Given instruction -
The exercise asks you to copy every line below in which "Geodetic" appears.

○ ○ ○ ○ ○ ○ ○

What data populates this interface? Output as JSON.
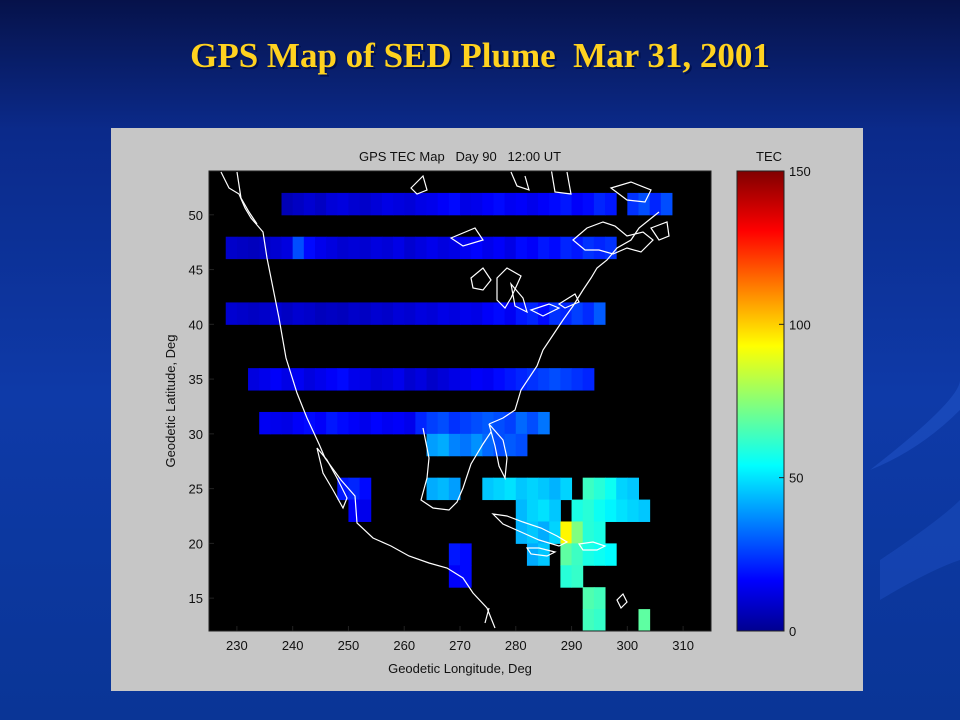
{
  "slide": {
    "title": "GPS Map of SED Plume  Mar 31, 2001",
    "title_color": "#ffd21f",
    "background_color": "#0e3aa8"
  },
  "chart_data": {
    "type": "heatmap",
    "title": "GPS TEC Map   Day 90   12:00 UT",
    "xlabel": "Geodetic Longitude, Deg",
    "ylabel": "Geodetic Latitude, Deg",
    "xlim": [
      225,
      315
    ],
    "ylim": [
      12,
      54
    ],
    "xticks": [
      230,
      240,
      250,
      260,
      270,
      280,
      290,
      300,
      310
    ],
    "yticks": [
      15,
      20,
      25,
      30,
      35,
      40,
      45,
      50
    ],
    "no_data_color": "#000000",
    "coastlines": "white outline of North America",
    "colorbar": {
      "label": "TEC",
      "min": 0,
      "max": 150,
      "ticks": [
        0,
        50,
        100,
        150
      ],
      "colormap": "jet",
      "placement": "right"
    },
    "cell_size_deg": 2,
    "cells": [
      {
        "lon": 239,
        "lat": 51,
        "tec": 8
      },
      {
        "lon": 241,
        "lat": 51,
        "tec": 10
      },
      {
        "lon": 243,
        "lat": 51,
        "tec": 12
      },
      {
        "lon": 245,
        "lat": 51,
        "tec": 10
      },
      {
        "lon": 247,
        "lat": 51,
        "tec": 13
      },
      {
        "lon": 249,
        "lat": 51,
        "tec": 14
      },
      {
        "lon": 251,
        "lat": 51,
        "tec": 12
      },
      {
        "lon": 253,
        "lat": 51,
        "tec": 11
      },
      {
        "lon": 255,
        "lat": 51,
        "tec": 13
      },
      {
        "lon": 257,
        "lat": 51,
        "tec": 15
      },
      {
        "lon": 259,
        "lat": 51,
        "tec": 14
      },
      {
        "lon": 261,
        "lat": 51,
        "tec": 13
      },
      {
        "lon": 263,
        "lat": 51,
        "tec": 15
      },
      {
        "lon": 265,
        "lat": 51,
        "tec": 16
      },
      {
        "lon": 267,
        "lat": 51,
        "tec": 18
      },
      {
        "lon": 269,
        "lat": 51,
        "tec": 20
      },
      {
        "lon": 271,
        "lat": 51,
        "tec": 15
      },
      {
        "lon": 273,
        "lat": 51,
        "tec": 16
      },
      {
        "lon": 275,
        "lat": 51,
        "tec": 18
      },
      {
        "lon": 277,
        "lat": 51,
        "tec": 20
      },
      {
        "lon": 279,
        "lat": 51,
        "tec": 17
      },
      {
        "lon": 281,
        "lat": 51,
        "tec": 18
      },
      {
        "lon": 283,
        "lat": 51,
        "tec": 16
      },
      {
        "lon": 285,
        "lat": 51,
        "tec": 18
      },
      {
        "lon": 287,
        "lat": 51,
        "tec": 20
      },
      {
        "lon": 289,
        "lat": 51,
        "tec": 22
      },
      {
        "lon": 291,
        "lat": 51,
        "tec": 18
      },
      {
        "lon": 293,
        "lat": 51,
        "tec": 20
      },
      {
        "lon": 295,
        "lat": 51,
        "tec": 24
      },
      {
        "lon": 297,
        "lat": 51,
        "tec": 22
      },
      {
        "lon": 301,
        "lat": 51,
        "tec": 26
      },
      {
        "lon": 303,
        "lat": 51,
        "tec": 30
      },
      {
        "lon": 305,
        "lat": 51,
        "tec": 24
      },
      {
        "lon": 307,
        "lat": 51,
        "tec": 30
      },
      {
        "lon": 229,
        "lat": 47,
        "tec": 11
      },
      {
        "lon": 231,
        "lat": 47,
        "tec": 10
      },
      {
        "lon": 233,
        "lat": 47,
        "tec": 9
      },
      {
        "lon": 235,
        "lat": 47,
        "tec": 10
      },
      {
        "lon": 237,
        "lat": 47,
        "tec": 12
      },
      {
        "lon": 239,
        "lat": 47,
        "tec": 14
      },
      {
        "lon": 241,
        "lat": 47,
        "tec": 30
      },
      {
        "lon": 243,
        "lat": 47,
        "tec": 20
      },
      {
        "lon": 245,
        "lat": 47,
        "tec": 16
      },
      {
        "lon": 247,
        "lat": 47,
        "tec": 14
      },
      {
        "lon": 249,
        "lat": 47,
        "tec": 12
      },
      {
        "lon": 251,
        "lat": 47,
        "tec": 13
      },
      {
        "lon": 253,
        "lat": 47,
        "tec": 12
      },
      {
        "lon": 255,
        "lat": 47,
        "tec": 14
      },
      {
        "lon": 257,
        "lat": 47,
        "tec": 13
      },
      {
        "lon": 259,
        "lat": 47,
        "tec": 15
      },
      {
        "lon": 261,
        "lat": 47,
        "tec": 12
      },
      {
        "lon": 263,
        "lat": 47,
        "tec": 14
      },
      {
        "lon": 265,
        "lat": 47,
        "tec": 16
      },
      {
        "lon": 267,
        "lat": 47,
        "tec": 14
      },
      {
        "lon": 269,
        "lat": 47,
        "tec": 15
      },
      {
        "lon": 271,
        "lat": 47,
        "tec": 17
      },
      {
        "lon": 273,
        "lat": 47,
        "tec": 19
      },
      {
        "lon": 275,
        "lat": 47,
        "tec": 16
      },
      {
        "lon": 277,
        "lat": 47,
        "tec": 18
      },
      {
        "lon": 279,
        "lat": 47,
        "tec": 15
      },
      {
        "lon": 281,
        "lat": 47,
        "tec": 20
      },
      {
        "lon": 283,
        "lat": 47,
        "tec": 18
      },
      {
        "lon": 285,
        "lat": 47,
        "tec": 22
      },
      {
        "lon": 287,
        "lat": 47,
        "tec": 20
      },
      {
        "lon": 289,
        "lat": 47,
        "tec": 24
      },
      {
        "lon": 291,
        "lat": 47,
        "tec": 22
      },
      {
        "lon": 293,
        "lat": 47,
        "tec": 26
      },
      {
        "lon": 295,
        "lat": 47,
        "tec": 24
      },
      {
        "lon": 297,
        "lat": 47,
        "tec": 26
      },
      {
        "lon": 229,
        "lat": 41,
        "tec": 12
      },
      {
        "lon": 231,
        "lat": 41,
        "tec": 11
      },
      {
        "lon": 233,
        "lat": 41,
        "tec": 10
      },
      {
        "lon": 235,
        "lat": 41,
        "tec": 11
      },
      {
        "lon": 237,
        "lat": 41,
        "tec": 12
      },
      {
        "lon": 239,
        "lat": 41,
        "tec": 10
      },
      {
        "lon": 241,
        "lat": 41,
        "tec": 12
      },
      {
        "lon": 243,
        "lat": 41,
        "tec": 11
      },
      {
        "lon": 245,
        "lat": 41,
        "tec": 9
      },
      {
        "lon": 247,
        "lat": 41,
        "tec": 10
      },
      {
        "lon": 249,
        "lat": 41,
        "tec": 9
      },
      {
        "lon": 251,
        "lat": 41,
        "tec": 11
      },
      {
        "lon": 253,
        "lat": 41,
        "tec": 10
      },
      {
        "lon": 255,
        "lat": 41,
        "tec": 12
      },
      {
        "lon": 257,
        "lat": 41,
        "tec": 11
      },
      {
        "lon": 259,
        "lat": 41,
        "tec": 13
      },
      {
        "lon": 261,
        "lat": 41,
        "tec": 12
      },
      {
        "lon": 263,
        "lat": 41,
        "tec": 14
      },
      {
        "lon": 265,
        "lat": 41,
        "tec": 13
      },
      {
        "lon": 267,
        "lat": 41,
        "tec": 15
      },
      {
        "lon": 269,
        "lat": 41,
        "tec": 14
      },
      {
        "lon": 271,
        "lat": 41,
        "tec": 16
      },
      {
        "lon": 273,
        "lat": 41,
        "tec": 15
      },
      {
        "lon": 275,
        "lat": 41,
        "tec": 18
      },
      {
        "lon": 277,
        "lat": 41,
        "tec": 20
      },
      {
        "lon": 279,
        "lat": 41,
        "tec": 17
      },
      {
        "lon": 281,
        "lat": 41,
        "tec": 22
      },
      {
        "lon": 283,
        "lat": 41,
        "tec": 24
      },
      {
        "lon": 285,
        "lat": 41,
        "tec": 20
      },
      {
        "lon": 287,
        "lat": 41,
        "tec": 26
      },
      {
        "lon": 289,
        "lat": 41,
        "tec": 24
      },
      {
        "lon": 291,
        "lat": 41,
        "tec": 28
      },
      {
        "lon": 293,
        "lat": 41,
        "tec": 25
      },
      {
        "lon": 295,
        "lat": 41,
        "tec": 32
      },
      {
        "lon": 233,
        "lat": 35,
        "tec": 14
      },
      {
        "lon": 235,
        "lat": 35,
        "tec": 16
      },
      {
        "lon": 237,
        "lat": 35,
        "tec": 18
      },
      {
        "lon": 239,
        "lat": 35,
        "tec": 15
      },
      {
        "lon": 241,
        "lat": 35,
        "tec": 17
      },
      {
        "lon": 243,
        "lat": 35,
        "tec": 14
      },
      {
        "lon": 245,
        "lat": 35,
        "tec": 16
      },
      {
        "lon": 247,
        "lat": 35,
        "tec": 18
      },
      {
        "lon": 249,
        "lat": 35,
        "tec": 20
      },
      {
        "lon": 251,
        "lat": 35,
        "tec": 16
      },
      {
        "lon": 253,
        "lat": 35,
        "tec": 15
      },
      {
        "lon": 255,
        "lat": 35,
        "tec": 13
      },
      {
        "lon": 257,
        "lat": 35,
        "tec": 14
      },
      {
        "lon": 259,
        "lat": 35,
        "tec": 16
      },
      {
        "lon": 261,
        "lat": 35,
        "tec": 12
      },
      {
        "lon": 263,
        "lat": 35,
        "tec": 14
      },
      {
        "lon": 265,
        "lat": 35,
        "tec": 11
      },
      {
        "lon": 267,
        "lat": 35,
        "tec": 13
      },
      {
        "lon": 269,
        "lat": 35,
        "tec": 15
      },
      {
        "lon": 271,
        "lat": 35,
        "tec": 16
      },
      {
        "lon": 273,
        "lat": 35,
        "tec": 18
      },
      {
        "lon": 275,
        "lat": 35,
        "tec": 17
      },
      {
        "lon": 277,
        "lat": 35,
        "tec": 20
      },
      {
        "lon": 279,
        "lat": 35,
        "tec": 22
      },
      {
        "lon": 281,
        "lat": 35,
        "tec": 24
      },
      {
        "lon": 283,
        "lat": 35,
        "tec": 26
      },
      {
        "lon": 285,
        "lat": 35,
        "tec": 28
      },
      {
        "lon": 287,
        "lat": 35,
        "tec": 30
      },
      {
        "lon": 289,
        "lat": 35,
        "tec": 28
      },
      {
        "lon": 291,
        "lat": 35,
        "tec": 26
      },
      {
        "lon": 293,
        "lat": 35,
        "tec": 24
      },
      {
        "lon": 235,
        "lat": 31,
        "tec": 17
      },
      {
        "lon": 237,
        "lat": 31,
        "tec": 16
      },
      {
        "lon": 239,
        "lat": 31,
        "tec": 15
      },
      {
        "lon": 241,
        "lat": 31,
        "tec": 18
      },
      {
        "lon": 243,
        "lat": 31,
        "tec": 20
      },
      {
        "lon": 245,
        "lat": 31,
        "tec": 18
      },
      {
        "lon": 247,
        "lat": 31,
        "tec": 22
      },
      {
        "lon": 249,
        "lat": 31,
        "tec": 20
      },
      {
        "lon": 251,
        "lat": 31,
        "tec": 18
      },
      {
        "lon": 253,
        "lat": 31,
        "tec": 16
      },
      {
        "lon": 255,
        "lat": 31,
        "tec": 19
      },
      {
        "lon": 257,
        "lat": 31,
        "tec": 17
      },
      {
        "lon": 259,
        "lat": 31,
        "tec": 18
      },
      {
        "lon": 261,
        "lat": 31,
        "tec": 16
      },
      {
        "lon": 263,
        "lat": 31,
        "tec": 24
      },
      {
        "lon": 265,
        "lat": 31,
        "tec": 28
      },
      {
        "lon": 267,
        "lat": 31,
        "tec": 30
      },
      {
        "lon": 269,
        "lat": 31,
        "tec": 26
      },
      {
        "lon": 271,
        "lat": 31,
        "tec": 28
      },
      {
        "lon": 273,
        "lat": 31,
        "tec": 30
      },
      {
        "lon": 275,
        "lat": 31,
        "tec": 32
      },
      {
        "lon": 277,
        "lat": 31,
        "tec": 30
      },
      {
        "lon": 279,
        "lat": 31,
        "tec": 28
      },
      {
        "lon": 281,
        "lat": 31,
        "tec": 34
      },
      {
        "lon": 283,
        "lat": 31,
        "tec": 30
      },
      {
        "lon": 285,
        "lat": 31,
        "tec": 36
      },
      {
        "lon": 265,
        "lat": 29,
        "tec": 42
      },
      {
        "lon": 267,
        "lat": 29,
        "tec": 44
      },
      {
        "lon": 269,
        "lat": 29,
        "tec": 38
      },
      {
        "lon": 271,
        "lat": 29,
        "tec": 36
      },
      {
        "lon": 273,
        "lat": 29,
        "tec": 40
      },
      {
        "lon": 275,
        "lat": 29,
        "tec": 34
      },
      {
        "lon": 277,
        "lat": 29,
        "tec": 30
      },
      {
        "lon": 279,
        "lat": 29,
        "tec": 32
      },
      {
        "lon": 281,
        "lat": 29,
        "tec": 30
      },
      {
        "lon": 265,
        "lat": 25,
        "tec": 44
      },
      {
        "lon": 267,
        "lat": 25,
        "tec": 46
      },
      {
        "lon": 269,
        "lat": 25,
        "tec": 42
      },
      {
        "lon": 275,
        "lat": 25,
        "tec": 48
      },
      {
        "lon": 277,
        "lat": 25,
        "tec": 50
      },
      {
        "lon": 279,
        "lat": 25,
        "tec": 52
      },
      {
        "lon": 281,
        "lat": 25,
        "tec": 48
      },
      {
        "lon": 283,
        "lat": 25,
        "tec": 50
      },
      {
        "lon": 285,
        "lat": 25,
        "tec": 48
      },
      {
        "lon": 287,
        "lat": 25,
        "tec": 45
      },
      {
        "lon": 289,
        "lat": 25,
        "tec": 50
      },
      {
        "lon": 293,
        "lat": 25,
        "tec": 65
      },
      {
        "lon": 295,
        "lat": 25,
        "tec": 62
      },
      {
        "lon": 297,
        "lat": 25,
        "tec": 58
      },
      {
        "lon": 299,
        "lat": 25,
        "tec": 50
      },
      {
        "lon": 301,
        "lat": 25,
        "tec": 48
      },
      {
        "lon": 249,
        "lat": 25,
        "tec": 22
      },
      {
        "lon": 251,
        "lat": 25,
        "tec": 24
      },
      {
        "lon": 253,
        "lat": 25,
        "tec": 20
      },
      {
        "lon": 251,
        "lat": 23,
        "tec": 18
      },
      {
        "lon": 253,
        "lat": 23,
        "tec": 16
      },
      {
        "lon": 281,
        "lat": 23,
        "tec": 46
      },
      {
        "lon": 283,
        "lat": 23,
        "tec": 50
      },
      {
        "lon": 285,
        "lat": 23,
        "tec": 52
      },
      {
        "lon": 287,
        "lat": 23,
        "tec": 48
      },
      {
        "lon": 291,
        "lat": 23,
        "tec": 60
      },
      {
        "lon": 293,
        "lat": 23,
        "tec": 62
      },
      {
        "lon": 295,
        "lat": 23,
        "tec": 58
      },
      {
        "lon": 297,
        "lat": 23,
        "tec": 55
      },
      {
        "lon": 299,
        "lat": 23,
        "tec": 52
      },
      {
        "lon": 301,
        "lat": 23,
        "tec": 50
      },
      {
        "lon": 303,
        "lat": 23,
        "tec": 48
      },
      {
        "lon": 281,
        "lat": 21,
        "tec": 45
      },
      {
        "lon": 283,
        "lat": 21,
        "tec": 48
      },
      {
        "lon": 285,
        "lat": 21,
        "tec": 44
      },
      {
        "lon": 287,
        "lat": 21,
        "tec": 50
      },
      {
        "lon": 289,
        "lat": 21,
        "tec": 95
      },
      {
        "lon": 291,
        "lat": 21,
        "tec": 75
      },
      {
        "lon": 293,
        "lat": 21,
        "tec": 62
      },
      {
        "lon": 295,
        "lat": 21,
        "tec": 60
      },
      {
        "lon": 283,
        "lat": 19,
        "tec": 44
      },
      {
        "lon": 285,
        "lat": 19,
        "tec": 48
      },
      {
        "lon": 289,
        "lat": 19,
        "tec": 70
      },
      {
        "lon": 291,
        "lat": 19,
        "tec": 65
      },
      {
        "lon": 293,
        "lat": 19,
        "tec": 60
      },
      {
        "lon": 295,
        "lat": 19,
        "tec": 58
      },
      {
        "lon": 297,
        "lat": 19,
        "tec": 56
      },
      {
        "lon": 269,
        "lat": 19,
        "tec": 22
      },
      {
        "lon": 271,
        "lat": 19,
        "tec": 20
      },
      {
        "lon": 269,
        "lat": 17,
        "tec": 18
      },
      {
        "lon": 271,
        "lat": 17,
        "tec": 20
      },
      {
        "lon": 289,
        "lat": 17,
        "tec": 62
      },
      {
        "lon": 291,
        "lat": 17,
        "tec": 64
      },
      {
        "lon": 293,
        "lat": 15,
        "tec": 68
      },
      {
        "lon": 295,
        "lat": 15,
        "tec": 66
      },
      {
        "lon": 293,
        "lat": 13,
        "tec": 66
      },
      {
        "lon": 295,
        "lat": 13,
        "tec": 64
      },
      {
        "lon": 303,
        "lat": 13,
        "tec": 70
      }
    ]
  }
}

○ ○ ○ ○ ○ ○ ○

Result of the task -
    "xlabel": "Geodetic Longitude, Deg",
    "ylabel": "Geodetic Latitude, Deg",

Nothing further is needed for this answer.